### Exercise brief
Write every line of the material out exactly as shown.

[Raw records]
________
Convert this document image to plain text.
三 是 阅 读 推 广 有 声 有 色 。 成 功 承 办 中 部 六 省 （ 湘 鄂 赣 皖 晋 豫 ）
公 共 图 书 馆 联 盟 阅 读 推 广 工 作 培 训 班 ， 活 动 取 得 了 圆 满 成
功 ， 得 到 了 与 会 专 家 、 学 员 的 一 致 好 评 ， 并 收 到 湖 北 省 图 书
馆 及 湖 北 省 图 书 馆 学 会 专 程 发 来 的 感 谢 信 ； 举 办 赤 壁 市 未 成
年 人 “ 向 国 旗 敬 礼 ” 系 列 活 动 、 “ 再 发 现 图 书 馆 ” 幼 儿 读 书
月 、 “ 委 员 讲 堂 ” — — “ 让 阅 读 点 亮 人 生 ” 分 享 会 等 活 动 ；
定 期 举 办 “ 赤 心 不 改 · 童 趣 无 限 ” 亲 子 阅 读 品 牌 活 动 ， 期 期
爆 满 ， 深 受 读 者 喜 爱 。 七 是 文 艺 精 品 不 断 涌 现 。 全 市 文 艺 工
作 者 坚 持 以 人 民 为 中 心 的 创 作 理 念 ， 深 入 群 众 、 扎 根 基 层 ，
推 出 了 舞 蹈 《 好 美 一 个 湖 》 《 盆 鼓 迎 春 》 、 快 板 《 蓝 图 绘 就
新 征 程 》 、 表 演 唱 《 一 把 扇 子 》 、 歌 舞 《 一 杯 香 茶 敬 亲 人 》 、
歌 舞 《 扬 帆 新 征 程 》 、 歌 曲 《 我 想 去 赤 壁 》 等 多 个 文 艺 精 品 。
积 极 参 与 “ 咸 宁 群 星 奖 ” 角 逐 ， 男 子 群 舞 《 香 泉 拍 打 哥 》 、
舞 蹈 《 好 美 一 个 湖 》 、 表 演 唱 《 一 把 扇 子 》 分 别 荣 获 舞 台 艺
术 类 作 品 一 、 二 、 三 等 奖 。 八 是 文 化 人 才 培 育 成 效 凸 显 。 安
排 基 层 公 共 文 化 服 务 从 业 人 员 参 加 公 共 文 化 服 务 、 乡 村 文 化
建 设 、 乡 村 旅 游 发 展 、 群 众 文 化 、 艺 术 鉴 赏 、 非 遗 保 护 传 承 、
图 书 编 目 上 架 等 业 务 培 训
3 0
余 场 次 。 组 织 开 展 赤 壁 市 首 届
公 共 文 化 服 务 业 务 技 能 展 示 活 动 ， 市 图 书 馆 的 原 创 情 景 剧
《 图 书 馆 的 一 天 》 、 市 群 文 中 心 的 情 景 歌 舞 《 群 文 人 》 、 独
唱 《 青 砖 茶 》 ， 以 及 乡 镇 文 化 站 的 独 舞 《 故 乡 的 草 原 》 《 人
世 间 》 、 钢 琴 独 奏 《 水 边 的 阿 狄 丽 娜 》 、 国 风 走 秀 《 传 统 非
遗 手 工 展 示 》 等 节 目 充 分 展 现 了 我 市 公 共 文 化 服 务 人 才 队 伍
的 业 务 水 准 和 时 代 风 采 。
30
________
### Output for this task
Convert this document image to plain text.
三 是 阅 读 推 广 有 声 有 色 。 成 功 承 办 中 部 六 省 （ 湘 鄂 赣 皖 晋 豫 ）
公 共 图 书 馆 联 盟 阅 读 推 广 工 作 培 训 班 ， 活 动 取 得 了 圆 满 成
功 ， 得 到 了 与 会 专 家 、 学 员 的 一 致 好 评 ， 并 收 到 湖 北 省 图 书
馆 及 湖 北 省 图 书 馆 学 会 专 程 发 来 的 感 谢 信 ； 举 办 赤 壁 市 未 成
年 人 “ 向 国 旗 敬 礼 ” 系 列 活 动 、 “ 再 发 现 图 书 馆 ” 幼 儿 读 书
月 、 “ 委 员 讲 堂 ” — — “ 让 阅 读 点 亮 人 生 ” 分 享 会 等 活 动 ；
定 期 举 办 “ 赤 心 不 改 · 童 趣 无 限 ” 亲 子 阅 读 品 牌 活 动 ， 期 期
爆 满 ， 深 受 读 者 喜 爱 。 七 是 文 艺 精 品 不 断 涌 现 。 全 市 文 艺 工
作 者 坚 持 以 人 民 为 中 心 的 创 作 理 念 ， 深 入 群 众 、 扎 根 基 层 ，
推 出 了 舞 蹈 《 好 美 一 个 湖 》 《 盆 鼓 迎 春 》 、 快 板 《 蓝 图 绘 就
新 征 程 》 、 表 演 唱 《 一 把 扇 子 》 、 歌 舞 《 一 杯 香 茶 敬 亲 人 》 、
歌 舞 《 扬 帆 新 征 程 》 、 歌 曲 《 我 想 去 赤 壁 》 等 多 个 文 艺 精 品 。
积 极 参 与 “ 咸 宁 群 星 奖 ” 角 逐 ， 男 子 群 舞 《 香 泉 拍 打 哥 》 、
舞 蹈 《 好 美 一 个 湖 》 、 表 演 唱 《 一 把 扇 子 》 分 别 荣 获 舞 台 艺
术 类 作 品 一 、 二 、 三 等 奖 。 八 是 文 化 人 才 培 育 成 效 凸 显 。 安
排 基 层 公 共 文 化 服 务 从 业 人 员 参 加 公 共 文 化 服 务 、 乡 村 文 化
建 设 、 乡 村 旅 游 发 展 、 群 众 文 化 、 艺 术 鉴 赏 、 非 遗 保 护 传 承 、
图 书 编 目 上 架 等 业 务 培 训
3 0
余 场 次 。 组 织 开 展 赤 壁 市 首 届
公 共 文 化 服 务 业 务 技 能 展 示 活 动 ， 市 图 书 馆 的 原 创 情 景 剧
《 图 书 馆 的 一 天 》 、 市 群 文 中 心 的 情 景 歌 舞 《 群 文 人 》 、 独
唱 《 青 砖 茶 》 ， 以 及 乡 镇 文 化 站 的 独 舞 《 故 乡 的 草 原 》 《 人
世 间 》 、 钢 琴 独 奏 《 水 边 的 阿 狄 丽 娜 》 、 国 风 走 秀 《 传 统 非
遗 手 工 展 示 》 等 节 目 充 分 展 现 了 我 市 公 共 文 化 服 务 人 才 队 伍
的 业 务 水 准 和 时 代 风 采 。
30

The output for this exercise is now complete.